[start]
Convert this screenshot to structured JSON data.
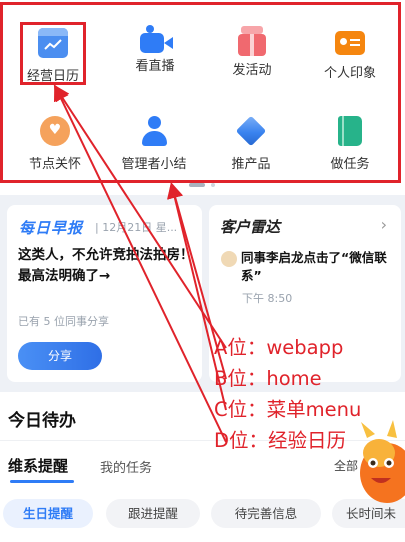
{
  "menu": {
    "items": [
      {
        "label": "经营日历",
        "icon": "calendar-chart-icon"
      },
      {
        "label": "看直播",
        "icon": "video-camera-icon"
      },
      {
        "label": "发活动",
        "icon": "gift-icon"
      },
      {
        "label": "个人印象",
        "icon": "id-card-icon"
      },
      {
        "label": "节点关怀",
        "icon": "heart-chat-icon"
      },
      {
        "label": "管理者小结",
        "icon": "person-icon"
      },
      {
        "label": "推产品",
        "icon": "cube-icon"
      },
      {
        "label": "做任务",
        "icon": "book-icon"
      }
    ]
  },
  "daily": {
    "logo": "每日早报",
    "meta": "| 12月21日 星...",
    "text": "这类人，不允许竞拍法拍房！最高法明确了→",
    "count": "已有 5 位同事分享",
    "share_label": "分享"
  },
  "customer": {
    "title": "客户雷达",
    "arrow": "›",
    "text": "同事李启龙点击了“微信联系”",
    "time": "下午 8:50"
  },
  "todo": {
    "title": "今日待办",
    "tab_active": "维系提醒",
    "tab_other": "我的任务",
    "tab_all": "全部",
    "chips": [
      "生日提醒",
      "跟进提醒",
      "待完善信息",
      "长时间未"
    ]
  },
  "annotations": {
    "a": "A位：webapp",
    "b": "B位：home",
    "c": "C位：菜单menu",
    "d": "D位：经验日历"
  },
  "colors": {
    "accent": "#2f7cf6",
    "annotation": "#e0232b"
  }
}
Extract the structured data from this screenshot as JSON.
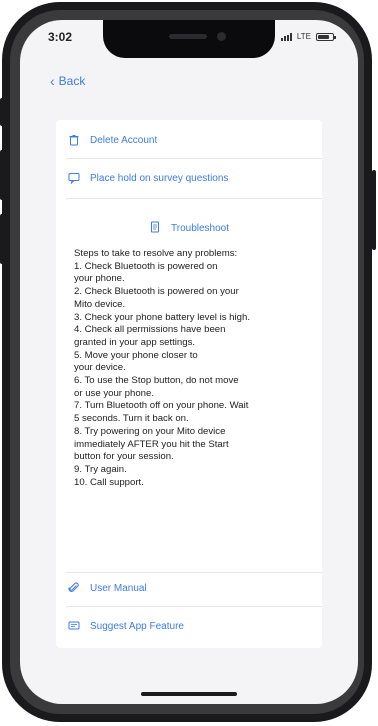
{
  "status": {
    "time": "3:02",
    "network": "LTE"
  },
  "nav": {
    "back_label": "Back"
  },
  "menu": {
    "delete_account": "Delete Account",
    "survey_placeholder": "Place hold on survey questions",
    "troubleshoot": "Troubleshoot",
    "user_manual": "User Manual",
    "suggest_feature": "Suggest App Feature"
  },
  "troubleshoot_steps": [
    "Steps to take to resolve any problems:",
    "1. Check Bluetooth is powered on",
    "your phone.",
    "2. Check Bluetooth is powered on your",
    "Mito device.",
    "3. Check your phone battery level is high.",
    "4. Check all permissions have been",
    "granted in your app settings.",
    "5. Move your phone closer to",
    "your device.",
    "6. To use the Stop button, do not move",
    "or use your phone.",
    "7. Turn Bluetooth off on your phone. Wait",
    "5 seconds. Turn it back on.",
    "8. Try powering on your Mito device",
    "immediately AFTER you hit the Start",
    "button for your session.",
    "9. Try again.",
    "10. Call support."
  ],
  "colors": {
    "accent": "#3d7be8",
    "background": "#f4f4f7",
    "card": "#ffffff",
    "text": "#1e1e1e"
  },
  "icons": {
    "delete_account": "trash-icon",
    "survey_placeholder": "chat-bubble-icon",
    "troubleshoot": "document-icon",
    "user_manual": "paperclip-icon",
    "suggest_feature": "feedback-icon"
  }
}
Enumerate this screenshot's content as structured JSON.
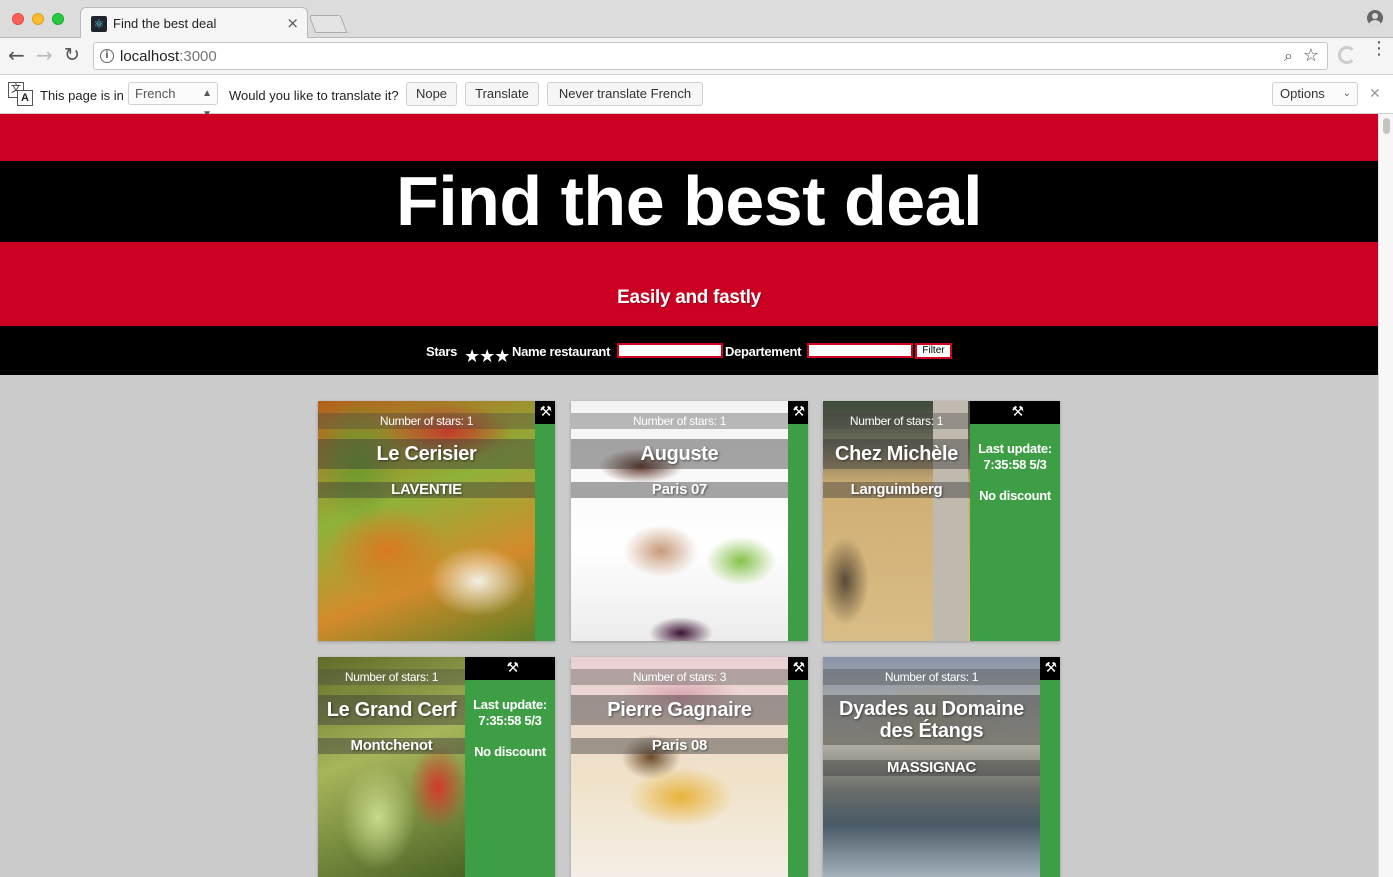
{
  "browser": {
    "tab_title": "Find the best deal",
    "url_host": "localhost",
    "url_port": ":3000"
  },
  "translate_bar": {
    "page_is_in": "This page is in",
    "language": "French",
    "question": "Would you like to translate it?",
    "nope": "Nope",
    "translate": "Translate",
    "never": "Never translate French",
    "options": "Options"
  },
  "header": {
    "title": "Find the best deal",
    "subtitle": "Easily and fastly"
  },
  "filters": {
    "stars_label": "Stars",
    "stars_value": "★★★",
    "name_label": "Name restaurant",
    "name_value": "",
    "departement_label": "Departement",
    "departement_value": "",
    "filter_button": "Filter"
  },
  "cards": [
    {
      "stars": "Number of stars: 1",
      "name": "Le Cerisier",
      "city": "LAVENTIE"
    },
    {
      "stars": "Number of stars: 1",
      "name": "Auguste",
      "city": "Paris 07"
    },
    {
      "stars": "Number of stars: 1",
      "name": "Chez Michèle",
      "city": "Languimberg",
      "last_update": "Last update: 7:35:58 5/3",
      "discount": "No discount"
    },
    {
      "stars": "Number of stars: 1",
      "name": "Le Grand Cerf",
      "city": "Montchenot",
      "last_update": "Last update: 7:35:58 5/3",
      "discount": "No discount"
    },
    {
      "stars": "Number of stars: 3",
      "name": "Pierre Gagnaire",
      "city": "Paris 08"
    },
    {
      "stars": "Number of stars: 1",
      "name": "Dyades au Domaine des Étangs",
      "city": "MASSIGNAC"
    }
  ],
  "colors": {
    "brand_red": "#cc0022",
    "discount_green": "#3e9e46",
    "page_background": "#cbcbcb"
  },
  "icons": [
    "react-favicon-icon",
    "back-arrow-icon",
    "forward-arrow-icon",
    "reload-icon",
    "info-icon",
    "zoom-icon",
    "bookmark-star-icon",
    "extension-icon",
    "menu-icon",
    "profile-icon",
    "translate-icon",
    "wrench-icon"
  ]
}
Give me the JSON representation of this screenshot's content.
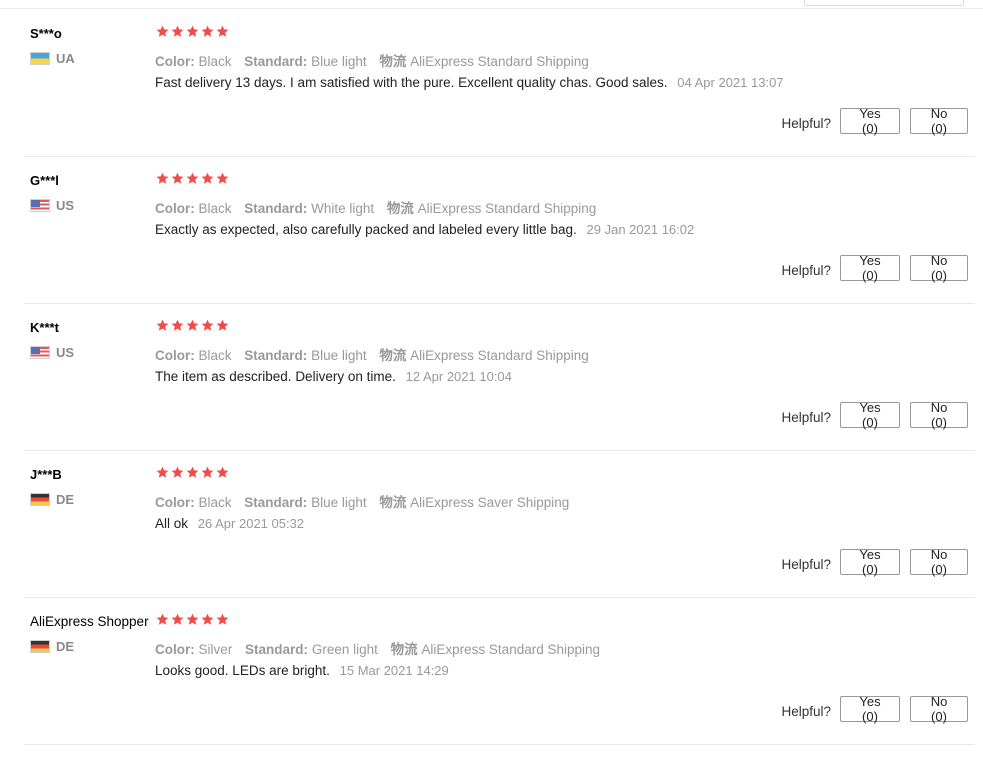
[end]
REQUEST »
Write out each entry exactly as given, omitting any picture.

THE REPLY »
Convert this screenshot to structured JSON data.
{
  "menu": {
    "items": [
      {
        "label": "经营日历",
        "icon": "calendar-chart-icon"
      },
      {
        "label": "看直播",
        "icon": "video-camera-icon"
      },
      {
        "label": "发活动",
        "icon": "gift-icon"
      },
      {
        "label": "个人印象",
        "icon": "id-card-icon"
      },
      {
        "label": "节点关怀",
        "icon": "heart-chat-icon"
      },
      {
        "label": "管理者小结",
        "icon": "person-icon"
      },
      {
        "label": "推产品",
        "icon": "cube-icon"
      },
      {
        "label": "做任务",
        "icon": "book-icon"
      }
    ]
  },
  "daily": {
    "logo": "每日早报",
    "meta": "| 12月21日 星...",
    "text": "这类人，不允许竞拍法拍房！最高法明确了→",
    "count": "已有 5 位同事分享",
    "share_label": "分享"
  },
  "customer": {
    "title": "客户雷达",
    "arrow": "›",
    "text": "同事李启龙点击了“微信联系”",
    "time": "下午 8:50"
  },
  "todo": {
    "title": "今日待办",
    "tab_active": "维系提醒",
    "tab_other": "我的任务",
    "tab_all": "全部",
    "chips": [
      "生日提醒",
      "跟进提醒",
      "待完善信息",
      "长时间未"
    ]
  },
  "annotations": {
    "a": "A位：webapp",
    "b": "B位：home",
    "c": "C位：菜单menu",
    "d": "D位：经验日历"
  },
  "colors": {
    "accent": "#2f7cf6",
    "annotation": "#e0232b"
  }
}
Extract the structured data from this screenshot as JSON.
{
  "status": {
    "time": "3:02",
    "network": "LTE"
  },
  "nav": {
    "back_label": "Back"
  },
  "menu": {
    "delete_account": "Delete Account",
    "survey_placeholder": "Place hold on survey questions",
    "troubleshoot": "Troubleshoot",
    "user_manual": "User Manual",
    "suggest_feature": "Suggest App Feature"
  },
  "troubleshoot_steps": [
    "Steps to take to resolve any problems:",
    "1. Check Bluetooth is powered on",
    "your phone.",
    "2. Check Bluetooth is powered on your",
    "Mito device.",
    "3. Check your phone battery level is high.",
    "4. Check all permissions have been",
    "granted in your app settings.",
    "5. Move your phone closer to",
    "your device.",
    "6. To use the Stop button, do not move",
    "or use your phone.",
    "7. Turn Bluetooth off on your phone. Wait",
    "5 seconds. Turn it back on.",
    "8. Try powering on your Mito device",
    "immediately AFTER you hit the Start",
    "button for your session.",
    "9. Try again.",
    "10. Call support."
  ],
  "colors": {
    "accent": "#3d7be8",
    "background": "#f4f4f7",
    "card": "#ffffff",
    "text": "#1e1e1e"
  },
  "icons": {
    "delete_account": "trash-icon",
    "survey_placeholder": "chat-bubble-icon",
    "troubleshoot": "document-icon",
    "user_manual": "paperclip-icon",
    "suggest_feature": "feedback-icon"
  }
}
Enumerate this screenshot's content as structured JSON.
{
  "browser": {
    "tab_title": "Find the best deal",
    "url_host": "localhost",
    "url_port": ":3000"
  },
  "translate_bar": {
    "page_is_in": "This page is in",
    "language": "French",
    "question": "Would you like to translate it?",
    "nope": "Nope",
    "translate": "Translate",
    "never": "Never translate French",
    "options": "Options"
  },
  "header": {
    "title": "Find the best deal",
    "subtitle": "Easily and fastly"
  },
  "filters": {
    "stars_label": "Stars",
    "stars_value": "★★★",
    "name_label": "Name restaurant",
    "name_value": "",
    "departement_label": "Departement",
    "departement_value": "",
    "filter_button": "Filter"
  },
  "cards": [
    {
      "stars": "Number of stars: 1",
      "name": "Le Cerisier",
      "city": "LAVENTIE"
    },
    {
      "stars": "Number of stars: 1",
      "name": "Auguste",
      "city": "Paris 07"
    },
    {
      "stars": "Number of stars: 1",
      "name": "Chez Michèle",
      "city": "Languimberg",
      "last_update": "Last update: 7:35:58 5/3",
      "discount": "No discount"
    },
    {
      "stars": "Number of stars: 1",
      "name": "Le Grand Cerf",
      "city": "Montchenot",
      "last_update": "Last update: 7:35:58 5/3",
      "discount": "No discount"
    },
    {
      "stars": "Number of stars: 3",
      "name": "Pierre Gagnaire",
      "city": "Paris 08"
    },
    {
      "stars": "Number of stars: 1",
      "name": "Dyades au Domaine des Étangs",
      "city": "MASSIGNAC"
    }
  ],
  "colors": {
    "brand_red": "#cc0022",
    "discount_green": "#3e9e46",
    "page_background": "#cbcbcb"
  },
  "icons": [
    "react-favicon-icon",
    "back-arrow-icon",
    "forward-arrow-icon",
    "reload-icon",
    "info-icon",
    "zoom-icon",
    "bookmark-star-icon",
    "extension-icon",
    "menu-icon",
    "profile-icon",
    "translate-icon",
    "wrench-icon"
  ]
}
Give me the JSON representation of this screenshot's content.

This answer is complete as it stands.